### [INSTRUCTION]
Copy the records below verbatim, every line in its original order and without any alteration.

### [DATA ROWS]
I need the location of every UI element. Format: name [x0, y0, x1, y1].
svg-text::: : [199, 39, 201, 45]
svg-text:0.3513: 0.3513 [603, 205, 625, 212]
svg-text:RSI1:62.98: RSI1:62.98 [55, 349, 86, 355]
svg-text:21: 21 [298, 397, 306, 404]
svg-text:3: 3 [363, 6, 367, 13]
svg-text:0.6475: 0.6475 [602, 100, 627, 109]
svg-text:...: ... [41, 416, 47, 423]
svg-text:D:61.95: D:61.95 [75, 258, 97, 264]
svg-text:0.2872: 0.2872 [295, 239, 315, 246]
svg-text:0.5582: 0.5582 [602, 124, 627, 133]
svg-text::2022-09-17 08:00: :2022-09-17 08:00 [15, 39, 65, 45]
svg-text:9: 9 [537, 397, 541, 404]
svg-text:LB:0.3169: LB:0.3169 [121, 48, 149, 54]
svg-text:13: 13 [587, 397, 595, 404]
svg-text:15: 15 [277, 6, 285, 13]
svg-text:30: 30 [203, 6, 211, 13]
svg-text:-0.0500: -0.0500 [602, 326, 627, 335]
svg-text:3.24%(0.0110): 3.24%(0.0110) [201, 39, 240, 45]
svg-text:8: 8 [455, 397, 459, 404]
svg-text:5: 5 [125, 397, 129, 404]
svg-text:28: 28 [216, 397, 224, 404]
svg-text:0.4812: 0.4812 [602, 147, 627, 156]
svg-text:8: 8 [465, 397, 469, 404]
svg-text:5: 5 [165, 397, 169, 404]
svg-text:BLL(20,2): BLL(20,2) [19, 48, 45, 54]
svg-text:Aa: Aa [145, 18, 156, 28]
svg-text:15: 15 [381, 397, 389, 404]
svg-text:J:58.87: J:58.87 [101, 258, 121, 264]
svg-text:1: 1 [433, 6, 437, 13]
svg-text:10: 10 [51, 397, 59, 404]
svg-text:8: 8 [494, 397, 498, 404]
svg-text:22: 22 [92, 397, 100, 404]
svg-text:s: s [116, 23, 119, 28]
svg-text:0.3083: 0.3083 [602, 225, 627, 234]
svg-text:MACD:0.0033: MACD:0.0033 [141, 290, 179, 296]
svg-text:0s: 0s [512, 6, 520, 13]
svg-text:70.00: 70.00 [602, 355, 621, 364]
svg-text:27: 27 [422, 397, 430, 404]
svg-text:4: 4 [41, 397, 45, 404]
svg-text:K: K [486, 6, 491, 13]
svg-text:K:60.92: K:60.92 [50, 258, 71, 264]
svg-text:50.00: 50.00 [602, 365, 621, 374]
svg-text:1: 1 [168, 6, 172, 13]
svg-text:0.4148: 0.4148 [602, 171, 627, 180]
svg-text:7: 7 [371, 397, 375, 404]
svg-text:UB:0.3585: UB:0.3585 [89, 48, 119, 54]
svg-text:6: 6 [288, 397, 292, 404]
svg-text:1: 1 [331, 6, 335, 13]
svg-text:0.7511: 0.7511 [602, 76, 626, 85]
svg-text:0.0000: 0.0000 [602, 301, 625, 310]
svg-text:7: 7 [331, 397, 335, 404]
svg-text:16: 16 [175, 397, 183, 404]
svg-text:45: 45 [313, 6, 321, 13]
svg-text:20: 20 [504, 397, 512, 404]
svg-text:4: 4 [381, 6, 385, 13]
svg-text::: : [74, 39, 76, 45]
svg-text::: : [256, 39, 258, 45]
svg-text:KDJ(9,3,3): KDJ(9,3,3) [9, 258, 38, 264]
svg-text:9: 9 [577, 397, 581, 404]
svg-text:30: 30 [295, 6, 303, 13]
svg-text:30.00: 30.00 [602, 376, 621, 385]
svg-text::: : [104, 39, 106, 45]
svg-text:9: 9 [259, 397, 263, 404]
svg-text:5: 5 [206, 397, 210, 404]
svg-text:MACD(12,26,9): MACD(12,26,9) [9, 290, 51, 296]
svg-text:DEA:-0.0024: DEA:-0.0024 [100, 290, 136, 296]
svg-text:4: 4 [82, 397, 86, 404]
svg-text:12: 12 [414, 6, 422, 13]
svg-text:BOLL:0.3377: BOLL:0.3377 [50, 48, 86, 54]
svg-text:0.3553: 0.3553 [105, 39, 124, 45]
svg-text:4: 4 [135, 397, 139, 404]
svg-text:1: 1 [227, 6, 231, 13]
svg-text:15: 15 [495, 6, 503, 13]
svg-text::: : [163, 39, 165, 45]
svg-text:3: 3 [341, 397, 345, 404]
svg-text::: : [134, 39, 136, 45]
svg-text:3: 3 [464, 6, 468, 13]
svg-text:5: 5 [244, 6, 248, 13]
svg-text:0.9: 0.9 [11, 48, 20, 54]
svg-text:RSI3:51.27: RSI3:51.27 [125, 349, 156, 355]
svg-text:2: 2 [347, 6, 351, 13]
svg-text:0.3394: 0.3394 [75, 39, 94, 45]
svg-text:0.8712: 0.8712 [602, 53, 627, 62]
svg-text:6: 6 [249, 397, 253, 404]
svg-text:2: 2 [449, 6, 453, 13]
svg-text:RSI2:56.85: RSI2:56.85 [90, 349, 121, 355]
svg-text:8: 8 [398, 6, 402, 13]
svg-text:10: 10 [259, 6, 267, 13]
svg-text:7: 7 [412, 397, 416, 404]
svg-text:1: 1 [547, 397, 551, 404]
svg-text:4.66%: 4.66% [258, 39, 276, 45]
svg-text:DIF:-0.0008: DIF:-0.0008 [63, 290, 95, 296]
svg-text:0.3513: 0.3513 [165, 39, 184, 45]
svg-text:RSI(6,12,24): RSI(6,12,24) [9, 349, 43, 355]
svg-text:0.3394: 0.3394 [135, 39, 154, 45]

### [FULL RESPONSE]
I need the location of every UI element. Format: name [x0, y0, x1, y1].
svg-text::: : [199, 39, 201, 45]
svg-text:0.3513: 0.3513 [603, 205, 625, 212]
svg-text:RSI1:62.98: RSI1:62.98 [55, 349, 86, 355]
svg-text:21: 21 [298, 397, 306, 404]
svg-text:3: 3 [363, 6, 367, 13]
svg-text:0.6475: 0.6475 [602, 100, 627, 109]
svg-text:...: ... [41, 416, 47, 423]
svg-text:D:61.95: D:61.95 [75, 258, 97, 264]
svg-text:0.2872: 0.2872 [295, 239, 315, 246]
svg-text:0.5582: 0.5582 [602, 124, 627, 133]
svg-text::2022-09-17 08:00: :2022-09-17 08:00 [15, 39, 65, 45]
svg-text:9: 9 [537, 397, 541, 404]
svg-text:LB:0.3169: LB:0.3169 [121, 48, 149, 54]
svg-text:13: 13 [587, 397, 595, 404]
svg-text:15: 15 [277, 6, 285, 13]
svg-text:30: 30 [203, 6, 211, 13]
svg-text:-0.0500: -0.0500 [602, 326, 627, 335]
svg-text:3.24%(0.0110): 3.24%(0.0110) [201, 39, 240, 45]
svg-text:8: 8 [455, 397, 459, 404]
svg-text:5: 5 [125, 397, 129, 404]
svg-text:28: 28 [216, 397, 224, 404]
svg-text:0.4812: 0.4812 [602, 147, 627, 156]
svg-text:8: 8 [465, 397, 469, 404]
svg-text:5: 5 [165, 397, 169, 404]
svg-text:BLL(20,2): BLL(20,2) [19, 48, 45, 54]
svg-text:Aa: Aa [145, 18, 156, 28]
svg-text:15: 15 [381, 397, 389, 404]
svg-text:J:58.87: J:58.87 [101, 258, 121, 264]
svg-text:1: 1 [433, 6, 437, 13]
svg-text:10: 10 [51, 397, 59, 404]
svg-text:8: 8 [494, 397, 498, 404]
svg-text:22: 22 [92, 397, 100, 404]
svg-text:s: s [116, 23, 119, 28]
svg-text:0.3083: 0.3083 [602, 225, 627, 234]
svg-text:MACD:0.0033: MACD:0.0033 [141, 290, 179, 296]
svg-text:0s: 0s [512, 6, 520, 13]
svg-text:70.00: 70.00 [602, 355, 621, 364]
svg-text:27: 27 [422, 397, 430, 404]
svg-text:4: 4 [41, 397, 45, 404]
svg-text:K: K [486, 6, 491, 13]
svg-text:K:60.92: K:60.92 [50, 258, 71, 264]
svg-text:50.00: 50.00 [602, 365, 621, 374]
svg-text:1: 1 [168, 6, 172, 13]
svg-text:0.4148: 0.4148 [602, 171, 627, 180]
svg-text:7: 7 [371, 397, 375, 404]
svg-text:UB:0.3585: UB:0.3585 [89, 48, 119, 54]
svg-text:6: 6 [288, 397, 292, 404]
svg-text:1: 1 [331, 6, 335, 13]
svg-text:0.7511: 0.7511 [602, 76, 626, 85]
svg-text:0.0000: 0.0000 [602, 301, 625, 310]
svg-text:7: 7 [331, 397, 335, 404]
svg-text:16: 16 [175, 397, 183, 404]
svg-text:45: 45 [313, 6, 321, 13]
svg-text:20: 20 [504, 397, 512, 404]
svg-text:4: 4 [381, 6, 385, 13]
svg-text::: : [74, 39, 76, 45]
svg-text::: : [256, 39, 258, 45]
svg-text:KDJ(9,3,3): KDJ(9,3,3) [9, 258, 38, 264]
svg-text:9: 9 [577, 397, 581, 404]
svg-text:30: 30 [295, 6, 303, 13]
svg-text:30.00: 30.00 [602, 376, 621, 385]
svg-text::: : [104, 39, 106, 45]
svg-text:9: 9 [259, 397, 263, 404]
svg-text:5: 5 [206, 397, 210, 404]
svg-text:MACD(12,26,9): MACD(12,26,9) [9, 290, 51, 296]
svg-text:DEA:-0.0024: DEA:-0.0024 [100, 290, 136, 296]
svg-text:4: 4 [82, 397, 86, 404]
svg-text:12: 12 [414, 6, 422, 13]
svg-text:BOLL:0.3377: BOLL:0.3377 [50, 48, 86, 54]
svg-text:0.3553: 0.3553 [105, 39, 124, 45]
svg-text:4: 4 [135, 397, 139, 404]
svg-text:1: 1 [227, 6, 231, 13]
svg-text:15: 15 [495, 6, 503, 13]
svg-text::: : [163, 39, 165, 45]
svg-text:3: 3 [341, 397, 345, 404]
svg-text::: : [134, 39, 136, 45]
svg-text:3: 3 [464, 6, 468, 13]
svg-text:5: 5 [244, 6, 248, 13]
svg-text:0.9: 0.9 [11, 48, 20, 54]
svg-text:RSI3:51.27: RSI3:51.27 [125, 349, 156, 355]
svg-text:2: 2 [347, 6, 351, 13]
svg-text:0.3394: 0.3394 [75, 39, 94, 45]
svg-text:0.8712: 0.8712 [602, 53, 627, 62]
svg-text:6: 6 [249, 397, 253, 404]
svg-text:2: 2 [449, 6, 453, 13]
svg-text:RSI2:56.85: RSI2:56.85 [90, 349, 121, 355]
svg-text:8: 8 [398, 6, 402, 13]
svg-text:10: 10 [259, 6, 267, 13]
svg-text:7: 7 [412, 397, 416, 404]
svg-text:1: 1 [547, 397, 551, 404]
svg-text:4.66%: 4.66% [258, 39, 276, 45]
svg-text:DIF:-0.0008: DIF:-0.0008 [63, 290, 95, 296]
svg-text:0.3513: 0.3513 [165, 39, 184, 45]
svg-text:RSI(6,12,24): RSI(6,12,24) [9, 349, 43, 355]
svg-text:0.3394: 0.3394 [135, 39, 154, 45]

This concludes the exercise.